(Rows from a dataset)
========

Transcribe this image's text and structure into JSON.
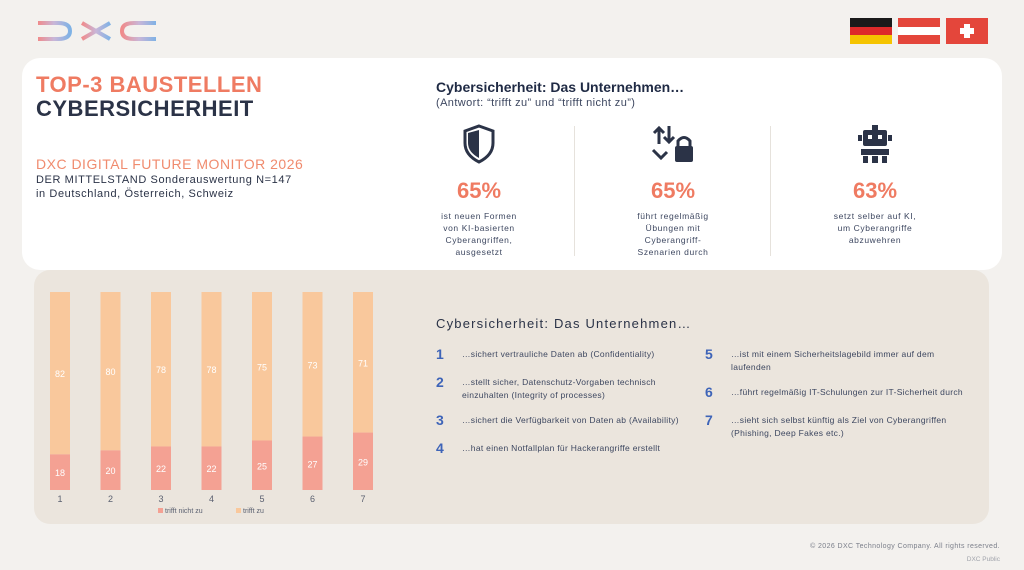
{
  "brand": {
    "logo_text": "DXC"
  },
  "flags": [
    "germany-flag",
    "austria-flag",
    "switzerland-flag"
  ],
  "header": {
    "title_line1": "TOP-3 BAUSTELLEN",
    "title_line2": "CYBERSICHERHEIT",
    "monitor": "DXC DIGITAL FUTURE MONITOR 2026",
    "subtitle_line1": "DER MITTELSTAND Sonderauswertung N=147",
    "subtitle_line2": "in Deutschland, Österreich, Schweiz"
  },
  "question": {
    "title": "Cybersicherheit: Das Unternehmen…",
    "answer_note": "(Antwort: “trifft zu” und “trifft nicht zu”)"
  },
  "stats": [
    {
      "icon": "shield-icon",
      "percent": "65%",
      "line1": "ist neuen Formen",
      "line2": "von KI-basierten",
      "line3": "Cyberangriffen,",
      "line4": "ausgesetzt"
    },
    {
      "icon": "swap-lock-icon",
      "percent": "65%",
      "line1": "führt regelmäßig",
      "line2": "Übungen mit",
      "line3": "Cyberangriff-",
      "line4": "Szenarien durch"
    },
    {
      "icon": "robot-icon",
      "percent": "63%",
      "line1": "setzt selber auf KI,",
      "line2": "um Cyberangriffe",
      "line3": "abzuwehren",
      "line4": ""
    }
  ],
  "chart_data": {
    "type": "bar",
    "stacked": true,
    "categories": [
      "1",
      "2",
      "3",
      "4",
      "5",
      "6",
      "7"
    ],
    "series": [
      {
        "name": "trifft nicht zu",
        "values": [
          18,
          20,
          22,
          22,
          25,
          27,
          29
        ],
        "color": "#f4a193"
      },
      {
        "name": "trifft zu",
        "values": [
          82,
          80,
          78,
          78,
          75,
          73,
          71
        ],
        "color": "#f9c89c"
      }
    ],
    "ylim": [
      0,
      100
    ],
    "legend": "bottom"
  },
  "list": {
    "title": "Cybersicherheit: Das Unternehmen…",
    "items": [
      {
        "num": "1",
        "line1": "…sichert vertrauliche Daten ab (Confidentiality)",
        "line2": ""
      },
      {
        "num": "2",
        "line1": "…stellt sicher, Datenschutz-Vorgaben technisch",
        "line2": "einzuhalten (Integrity of processes)"
      },
      {
        "num": "3",
        "line1": "…sichert die Verfügbarkeit von Daten ab (Availability)",
        "line2": ""
      },
      {
        "num": "4",
        "line1": "…hat einen Notfallplan für Hackerangriffe erstellt",
        "line2": ""
      },
      {
        "num": "5",
        "line1": "…ist mit einem Sicherheitslagebild immer auf dem",
        "line2": "laufenden"
      },
      {
        "num": "6",
        "line1": "…führt regelmäßig IT-Schulungen zur IT-Sicherheit durch",
        "line2": ""
      },
      {
        "num": "7",
        "line1": "…sieht sich selbst künftig als Ziel von Cyberangriffen",
        "line2": "(Phishing, Deep Fakes etc.)"
      }
    ]
  },
  "footer": {
    "copyright": "© 2026 DXC Technology Company. All rights reserved.",
    "classification": "DXC Public"
  },
  "colors": {
    "accent": "#ef7b62",
    "navy": "#2b3347",
    "number_blue": "#3e64b8"
  }
}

========

§ REQUIRED TASK
Can you restate all the records above word for word while dropping the pictures?

§ RESPONSE BELOW
Transcribe this image's text and structure into JSON.
{
  "brand": {
    "logo_text": "DXC"
  },
  "flags": [
    "germany-flag",
    "austria-flag",
    "switzerland-flag"
  ],
  "header": {
    "title_line1": "TOP-3 BAUSTELLEN",
    "title_line2": "CYBERSICHERHEIT",
    "monitor": "DXC DIGITAL FUTURE MONITOR 2026",
    "subtitle_line1": "DER MITTELSTAND Sonderauswertung N=147",
    "subtitle_line2": "in Deutschland, Österreich, Schweiz"
  },
  "question": {
    "title": "Cybersicherheit: Das Unternehmen…",
    "answer_note": "(Antwort: “trifft zu” und “trifft nicht zu”)"
  },
  "stats": [
    {
      "icon": "shield-icon",
      "percent": "65%",
      "line1": "ist neuen Formen",
      "line2": "von KI-basierten",
      "line3": "Cyberangriffen,",
      "line4": "ausgesetzt"
    },
    {
      "icon": "swap-lock-icon",
      "percent": "65%",
      "line1": "führt regelmäßig",
      "line2": "Übungen mit",
      "line3": "Cyberangriff-",
      "line4": "Szenarien durch"
    },
    {
      "icon": "robot-icon",
      "percent": "63%",
      "line1": "setzt selber auf KI,",
      "line2": "um Cyberangriffe",
      "line3": "abzuwehren",
      "line4": ""
    }
  ],
  "chart_data": {
    "type": "bar",
    "stacked": true,
    "categories": [
      "1",
      "2",
      "3",
      "4",
      "5",
      "6",
      "7"
    ],
    "series": [
      {
        "name": "trifft nicht zu",
        "values": [
          18,
          20,
          22,
          22,
          25,
          27,
          29
        ],
        "color": "#f4a193"
      },
      {
        "name": "trifft zu",
        "values": [
          82,
          80,
          78,
          78,
          75,
          73,
          71
        ],
        "color": "#f9c89c"
      }
    ],
    "ylim": [
      0,
      100
    ],
    "legend": "bottom"
  },
  "list": {
    "title": "Cybersicherheit: Das Unternehmen…",
    "items": [
      {
        "num": "1",
        "line1": "…sichert vertrauliche Daten ab (Confidentiality)",
        "line2": ""
      },
      {
        "num": "2",
        "line1": "…stellt sicher, Datenschutz-Vorgaben technisch",
        "line2": "einzuhalten (Integrity of processes)"
      },
      {
        "num": "3",
        "line1": "…sichert die Verfügbarkeit von Daten ab (Availability)",
        "line2": ""
      },
      {
        "num": "4",
        "line1": "…hat einen Notfallplan für Hackerangriffe erstellt",
        "line2": ""
      },
      {
        "num": "5",
        "line1": "…ist mit einem Sicherheitslagebild immer auf dem",
        "line2": "laufenden"
      },
      {
        "num": "6",
        "line1": "…führt regelmäßig IT-Schulungen zur IT-Sicherheit durch",
        "line2": ""
      },
      {
        "num": "7",
        "line1": "…sieht sich selbst künftig als Ziel von Cyberangriffen",
        "line2": "(Phishing, Deep Fakes etc.)"
      }
    ]
  },
  "footer": {
    "copyright": "© 2026 DXC Technology Company. All rights reserved.",
    "classification": "DXC Public"
  },
  "colors": {
    "accent": "#ef7b62",
    "navy": "#2b3347",
    "number_blue": "#3e64b8"
  }
}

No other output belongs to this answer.